WHAT YOU SHOULD DO:
Give the total number of lines with the word "guten" in them, and no other words.

[Begin]

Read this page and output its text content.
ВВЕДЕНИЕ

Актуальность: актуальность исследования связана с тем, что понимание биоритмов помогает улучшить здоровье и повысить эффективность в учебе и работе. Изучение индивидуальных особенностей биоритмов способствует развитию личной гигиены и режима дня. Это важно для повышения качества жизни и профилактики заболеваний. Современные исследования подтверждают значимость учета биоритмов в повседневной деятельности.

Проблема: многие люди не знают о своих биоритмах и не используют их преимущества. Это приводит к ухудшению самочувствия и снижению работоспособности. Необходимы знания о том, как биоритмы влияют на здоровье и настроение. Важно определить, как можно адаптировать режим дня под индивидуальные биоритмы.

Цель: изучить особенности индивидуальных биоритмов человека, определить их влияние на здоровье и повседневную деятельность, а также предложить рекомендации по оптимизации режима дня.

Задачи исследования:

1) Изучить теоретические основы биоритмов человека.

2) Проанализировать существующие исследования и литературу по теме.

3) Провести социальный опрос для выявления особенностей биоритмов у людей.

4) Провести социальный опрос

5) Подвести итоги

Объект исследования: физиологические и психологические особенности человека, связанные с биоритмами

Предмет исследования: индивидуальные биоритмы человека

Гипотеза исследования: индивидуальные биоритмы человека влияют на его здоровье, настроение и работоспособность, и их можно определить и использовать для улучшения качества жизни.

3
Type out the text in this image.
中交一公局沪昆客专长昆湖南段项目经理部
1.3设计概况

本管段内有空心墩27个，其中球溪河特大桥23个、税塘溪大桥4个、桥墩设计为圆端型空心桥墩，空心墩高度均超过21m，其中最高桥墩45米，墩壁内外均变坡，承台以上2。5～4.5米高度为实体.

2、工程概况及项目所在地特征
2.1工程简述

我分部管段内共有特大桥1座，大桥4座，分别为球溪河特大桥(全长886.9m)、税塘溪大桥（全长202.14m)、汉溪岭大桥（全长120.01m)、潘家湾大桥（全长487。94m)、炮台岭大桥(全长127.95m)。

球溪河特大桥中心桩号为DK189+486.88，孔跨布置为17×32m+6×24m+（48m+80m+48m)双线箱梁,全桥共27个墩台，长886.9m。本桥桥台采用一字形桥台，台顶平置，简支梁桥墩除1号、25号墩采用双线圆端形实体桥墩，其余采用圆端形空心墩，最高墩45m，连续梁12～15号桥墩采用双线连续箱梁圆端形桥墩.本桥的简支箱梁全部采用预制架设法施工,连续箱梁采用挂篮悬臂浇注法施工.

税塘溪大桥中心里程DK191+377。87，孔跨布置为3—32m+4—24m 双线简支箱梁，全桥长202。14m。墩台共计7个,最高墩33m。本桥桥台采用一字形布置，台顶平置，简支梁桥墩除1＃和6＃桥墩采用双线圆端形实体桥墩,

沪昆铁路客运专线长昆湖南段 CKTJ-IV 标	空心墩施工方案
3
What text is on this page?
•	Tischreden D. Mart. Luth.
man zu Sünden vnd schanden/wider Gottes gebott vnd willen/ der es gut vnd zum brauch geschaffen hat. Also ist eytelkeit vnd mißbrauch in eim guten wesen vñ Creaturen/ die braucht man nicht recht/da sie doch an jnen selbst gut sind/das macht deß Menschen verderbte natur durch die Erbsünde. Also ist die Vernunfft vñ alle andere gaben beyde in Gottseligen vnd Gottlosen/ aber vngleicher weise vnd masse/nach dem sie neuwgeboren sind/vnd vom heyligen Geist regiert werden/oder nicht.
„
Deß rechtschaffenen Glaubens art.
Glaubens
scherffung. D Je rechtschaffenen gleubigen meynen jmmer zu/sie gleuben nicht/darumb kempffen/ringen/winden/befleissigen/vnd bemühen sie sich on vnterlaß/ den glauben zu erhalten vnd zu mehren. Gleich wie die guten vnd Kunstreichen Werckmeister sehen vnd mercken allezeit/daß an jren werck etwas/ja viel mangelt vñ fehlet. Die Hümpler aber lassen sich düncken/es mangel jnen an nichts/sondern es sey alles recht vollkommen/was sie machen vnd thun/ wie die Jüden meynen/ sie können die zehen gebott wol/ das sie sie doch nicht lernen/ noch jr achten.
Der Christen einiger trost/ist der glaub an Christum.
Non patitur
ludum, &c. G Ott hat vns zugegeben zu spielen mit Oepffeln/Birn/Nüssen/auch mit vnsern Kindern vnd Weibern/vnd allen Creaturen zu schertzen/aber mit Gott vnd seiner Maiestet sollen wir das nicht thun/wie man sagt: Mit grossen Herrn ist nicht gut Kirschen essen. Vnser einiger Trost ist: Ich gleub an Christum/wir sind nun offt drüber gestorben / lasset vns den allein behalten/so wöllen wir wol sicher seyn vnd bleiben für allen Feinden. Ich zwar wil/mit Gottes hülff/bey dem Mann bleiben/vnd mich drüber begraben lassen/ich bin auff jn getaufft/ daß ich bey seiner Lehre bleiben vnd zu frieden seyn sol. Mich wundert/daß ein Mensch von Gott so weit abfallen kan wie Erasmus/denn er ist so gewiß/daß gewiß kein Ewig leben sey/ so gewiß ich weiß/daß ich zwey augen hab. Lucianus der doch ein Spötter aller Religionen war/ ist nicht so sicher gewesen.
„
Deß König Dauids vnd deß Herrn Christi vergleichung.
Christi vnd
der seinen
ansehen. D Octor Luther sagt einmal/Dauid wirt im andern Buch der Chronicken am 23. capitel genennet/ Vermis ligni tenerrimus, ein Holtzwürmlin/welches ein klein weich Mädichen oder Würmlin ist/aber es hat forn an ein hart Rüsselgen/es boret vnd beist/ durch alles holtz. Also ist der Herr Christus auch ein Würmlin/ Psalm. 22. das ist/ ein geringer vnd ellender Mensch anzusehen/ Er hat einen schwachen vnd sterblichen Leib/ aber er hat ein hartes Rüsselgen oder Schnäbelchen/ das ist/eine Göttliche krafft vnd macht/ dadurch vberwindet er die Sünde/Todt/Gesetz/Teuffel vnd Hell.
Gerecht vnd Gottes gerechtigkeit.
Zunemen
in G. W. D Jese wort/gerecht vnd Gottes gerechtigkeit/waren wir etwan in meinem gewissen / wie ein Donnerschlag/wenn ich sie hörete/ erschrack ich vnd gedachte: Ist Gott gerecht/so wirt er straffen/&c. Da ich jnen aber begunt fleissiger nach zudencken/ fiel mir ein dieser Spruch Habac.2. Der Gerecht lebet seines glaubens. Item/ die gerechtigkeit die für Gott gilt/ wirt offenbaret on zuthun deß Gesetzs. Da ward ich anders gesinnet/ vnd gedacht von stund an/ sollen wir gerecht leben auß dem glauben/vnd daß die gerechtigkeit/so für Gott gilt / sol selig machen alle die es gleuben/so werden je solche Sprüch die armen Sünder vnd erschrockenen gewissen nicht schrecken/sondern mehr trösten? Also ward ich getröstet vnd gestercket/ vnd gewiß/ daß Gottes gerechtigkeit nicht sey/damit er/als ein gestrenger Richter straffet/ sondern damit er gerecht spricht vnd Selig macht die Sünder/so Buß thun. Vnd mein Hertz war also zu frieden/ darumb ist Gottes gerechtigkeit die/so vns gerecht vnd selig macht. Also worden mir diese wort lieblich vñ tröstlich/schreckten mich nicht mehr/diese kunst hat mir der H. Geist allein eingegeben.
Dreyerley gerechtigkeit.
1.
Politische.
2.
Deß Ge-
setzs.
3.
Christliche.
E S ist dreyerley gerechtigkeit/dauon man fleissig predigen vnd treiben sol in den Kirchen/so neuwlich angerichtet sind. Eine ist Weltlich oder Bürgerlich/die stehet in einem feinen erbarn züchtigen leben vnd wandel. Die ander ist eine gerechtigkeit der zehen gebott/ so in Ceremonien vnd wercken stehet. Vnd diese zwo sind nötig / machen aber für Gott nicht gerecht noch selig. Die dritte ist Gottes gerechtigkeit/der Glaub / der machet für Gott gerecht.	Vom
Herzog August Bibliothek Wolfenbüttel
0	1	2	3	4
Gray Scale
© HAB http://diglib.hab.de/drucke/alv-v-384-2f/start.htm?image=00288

[End]

EXERCISE RESPONSE:
2